Als opmaat voor de evangelielezing (‘Wanneer U heerst in uw glorie’, Marcus 10,37 – Nieuwe Bijbelvertaling) verwijzen de profetische woorden van Jesaja primair naar toekomstig horen en zien. Alles is immers perceptie: het is maar hoe je het bekijkt en wat je wilt horen. Maar wisten de zonen van Zebedeüs dat ook, gelet op de vraag die zij Jezus stellen? Voor Jezus zelf is het zeer de vraag.

Natuurlijk weten we al langer dat profetie niet zozeer te maken heeft met het voorspellen van de toekomst, als wel met het duiden van het heden. Het lonkend perspectief voor het heden kondigt Jesaja aan met ‘Op die dag’ (Jesaja 29,18). Als een beslissend keerpunt in de loop van de geschiedenis, een definitieve wending ten goede. Ja, de doven zúllen horen wat geschreven staat en de blinden zúllen zien met eigen ogen! Het gaat om bevrijding uit verdrukking, het einde aan terreur, bespotting en onrecht. Maar of Jakobus en Johannes dat ook voor ogen hadden met hun vraag?

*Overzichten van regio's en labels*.
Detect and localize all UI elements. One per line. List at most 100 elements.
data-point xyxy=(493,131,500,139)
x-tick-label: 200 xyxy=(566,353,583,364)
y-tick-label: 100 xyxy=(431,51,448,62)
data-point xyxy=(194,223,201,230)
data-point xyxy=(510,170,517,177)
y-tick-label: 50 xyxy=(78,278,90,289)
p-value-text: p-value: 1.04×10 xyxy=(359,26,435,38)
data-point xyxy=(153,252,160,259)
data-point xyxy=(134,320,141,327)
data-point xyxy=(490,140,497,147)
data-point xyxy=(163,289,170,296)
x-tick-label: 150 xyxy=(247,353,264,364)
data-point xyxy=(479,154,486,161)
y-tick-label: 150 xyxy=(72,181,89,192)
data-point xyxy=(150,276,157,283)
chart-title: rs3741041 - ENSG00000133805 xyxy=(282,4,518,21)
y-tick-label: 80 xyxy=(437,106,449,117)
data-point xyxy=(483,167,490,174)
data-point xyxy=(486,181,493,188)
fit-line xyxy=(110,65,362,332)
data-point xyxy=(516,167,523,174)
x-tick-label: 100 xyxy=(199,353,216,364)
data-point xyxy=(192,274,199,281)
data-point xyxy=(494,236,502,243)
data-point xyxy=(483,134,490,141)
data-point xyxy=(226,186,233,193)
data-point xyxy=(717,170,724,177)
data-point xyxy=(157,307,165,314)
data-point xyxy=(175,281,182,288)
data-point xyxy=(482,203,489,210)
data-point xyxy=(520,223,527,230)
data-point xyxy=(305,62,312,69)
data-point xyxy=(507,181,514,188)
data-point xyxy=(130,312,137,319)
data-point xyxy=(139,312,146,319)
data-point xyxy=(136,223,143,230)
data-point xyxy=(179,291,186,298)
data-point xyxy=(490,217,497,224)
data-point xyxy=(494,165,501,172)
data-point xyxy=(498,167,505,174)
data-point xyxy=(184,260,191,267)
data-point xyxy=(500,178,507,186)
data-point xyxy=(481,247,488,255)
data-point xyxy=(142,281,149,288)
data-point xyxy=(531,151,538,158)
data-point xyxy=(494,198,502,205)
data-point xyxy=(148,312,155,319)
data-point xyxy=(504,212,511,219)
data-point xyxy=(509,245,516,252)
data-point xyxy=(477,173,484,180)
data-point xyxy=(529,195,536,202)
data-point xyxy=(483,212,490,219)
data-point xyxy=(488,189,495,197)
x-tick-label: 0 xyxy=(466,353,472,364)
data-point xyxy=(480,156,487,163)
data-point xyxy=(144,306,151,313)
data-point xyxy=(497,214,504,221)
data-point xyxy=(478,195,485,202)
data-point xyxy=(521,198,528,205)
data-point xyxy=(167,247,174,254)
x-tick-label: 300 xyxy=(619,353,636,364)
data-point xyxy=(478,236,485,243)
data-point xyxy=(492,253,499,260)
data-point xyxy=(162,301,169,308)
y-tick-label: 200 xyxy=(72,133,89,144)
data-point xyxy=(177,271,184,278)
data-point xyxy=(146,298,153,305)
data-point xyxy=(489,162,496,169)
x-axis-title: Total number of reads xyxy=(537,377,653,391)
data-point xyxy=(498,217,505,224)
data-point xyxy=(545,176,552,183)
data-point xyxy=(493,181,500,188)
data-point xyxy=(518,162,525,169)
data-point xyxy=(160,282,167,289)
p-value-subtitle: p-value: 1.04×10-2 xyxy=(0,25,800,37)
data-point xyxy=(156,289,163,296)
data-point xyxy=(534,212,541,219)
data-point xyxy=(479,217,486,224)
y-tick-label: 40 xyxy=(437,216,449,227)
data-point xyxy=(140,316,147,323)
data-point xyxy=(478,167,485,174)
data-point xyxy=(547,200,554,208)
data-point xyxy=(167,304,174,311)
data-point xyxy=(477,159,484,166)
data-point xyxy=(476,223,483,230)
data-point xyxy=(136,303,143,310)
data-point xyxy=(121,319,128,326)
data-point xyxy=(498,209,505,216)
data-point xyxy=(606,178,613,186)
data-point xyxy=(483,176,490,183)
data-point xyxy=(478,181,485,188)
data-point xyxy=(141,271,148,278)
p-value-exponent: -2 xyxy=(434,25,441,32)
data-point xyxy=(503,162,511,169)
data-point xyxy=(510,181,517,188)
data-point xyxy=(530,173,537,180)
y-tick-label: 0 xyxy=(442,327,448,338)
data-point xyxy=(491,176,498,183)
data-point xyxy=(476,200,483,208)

*OPGAVEN*.
1. Met welke woorden kondigt Jesaja volgens de paginatekst het lonkend perspectief voor het heden aan?
2. Zet de regels van de records om in een Markdown-tabel met de kolommen "Rij" en "Regel", zonder lege regels. Begin bij de eerste regel van de records en stop na de regel met "x-tick-label: 0 xyxy=(466,353,472,364)".
De paginatekst en de records komen uit verschillende bronnen.

*UITGEWERKTE ANTWOORDEN*.
1. Met ‘Op die dag’ (Jesaja 29,18).

2.
| Rij | Regel |
|---|---|
| 1 | Detect and localize all UI elements. One per line. List at most 100 elements. |
| 2 | data-point xyxy=(493,131,500,139) |
| 3 | x-tick-label: 200 xyxy=(566,353,583,364) |
| 4 | y-tick-label: 100 xyxy=(431,51,448,62) |
| 5 | data-point xyxy=(194,223,201,230) |
| 6 | data-point xyxy=(510,170,517,177) |
| 7 | y-tick-label: 50 xyxy=(78,278,90,289) |
| 8 | p-value-text: p-value: 1.04×10 xyxy=(359,26,435,38) |
| 9 | data-point xyxy=(153,252,160,259) |
| 10 | data-point xyxy=(134,320,141,327) |
| 11 | data-point xyxy=(490,140,497,147) |
| 12 | data-point xyxy=(163,289,170,296) |
| 13 | x-tick-label: 150 xyxy=(247,353,264,364) |
| 14 | data-point xyxy=(479,154,486,161) |
| 15 | y-tick-label: 150 xyxy=(72,181,89,192) |
| 16 | data-point xyxy=(150,276,157,283) |
| 17 | chart-title: rs3741041 - ENSG00000133805 xyxy=(282,4,518,21) |
| 18 | y-tick-label: 80 xyxy=(437,106,449,117) |
| 19 | data-point xyxy=(483,167,490,174) |
| 20 | data-point xyxy=(486,181,493,188) |
| 21 | fit-line xyxy=(110,65,362,332) |
| 22 | data-point xyxy=(516,167,523,174) |
| 23 | x-tick-label: 100 xyxy=(199,353,216,364) |
| 24 | data-point xyxy=(192,274,199,281) |
| 25 | data-point xyxy=(494,236,502,243) |
| 26 | data-point xyxy=(483,134,490,141) |
| 27 | data-point xyxy=(226,186,233,193) |
| 28 | data-point xyxy=(717,170,724,177) |
| 29 | data-point xyxy=(157,307,165,314) |
| 30 | data-point xyxy=(175,281,182,288) |
| 31 | data-point xyxy=(482,203,489,210) |
| 32 | data-point xyxy=(520,223,527,230) |
| 33 | data-point xyxy=(305,62,312,69) |
| 34 | data-point xyxy=(507,181,514,188) |
| 35 | data-point xyxy=(130,312,137,319) |
| 36 | data-point xyxy=(139,312,146,319) |
| 37 | data-point xyxy=(136,223,143,230) |
| 38 | data-point xyxy=(179,291,186,298) |
| 39 | data-point xyxy=(490,217,497,224) |
| 40 | data-point xyxy=(494,165,501,172) |
| 41 | data-point xyxy=(498,167,505,174) |
| 42 | data-point xyxy=(184,260,191,267) |
| 43 | data-point xyxy=(500,178,507,186) |
| 44 | data-point xyxy=(481,247,488,255) |
| 45 | data-point xyxy=(142,281,149,288) |
| 46 | data-point xyxy=(531,151,538,158) |
| 47 | data-point xyxy=(494,198,502,205) |
| 48 | data-point xyxy=(148,312,155,319) |
| 49 | data-point xyxy=(504,212,511,219) |
| 50 | data-point xyxy=(509,245,516,252) |
| 51 | data-point xyxy=(477,173,484,180) |
| 52 | data-point xyxy=(529,195,536,202) |
| 53 | data-point xyxy=(483,212,490,219) |
| 54 | data-point xyxy=(488,189,495,197) |
| 55 | x-tick-label: 0 xyxy=(466,353,472,364) |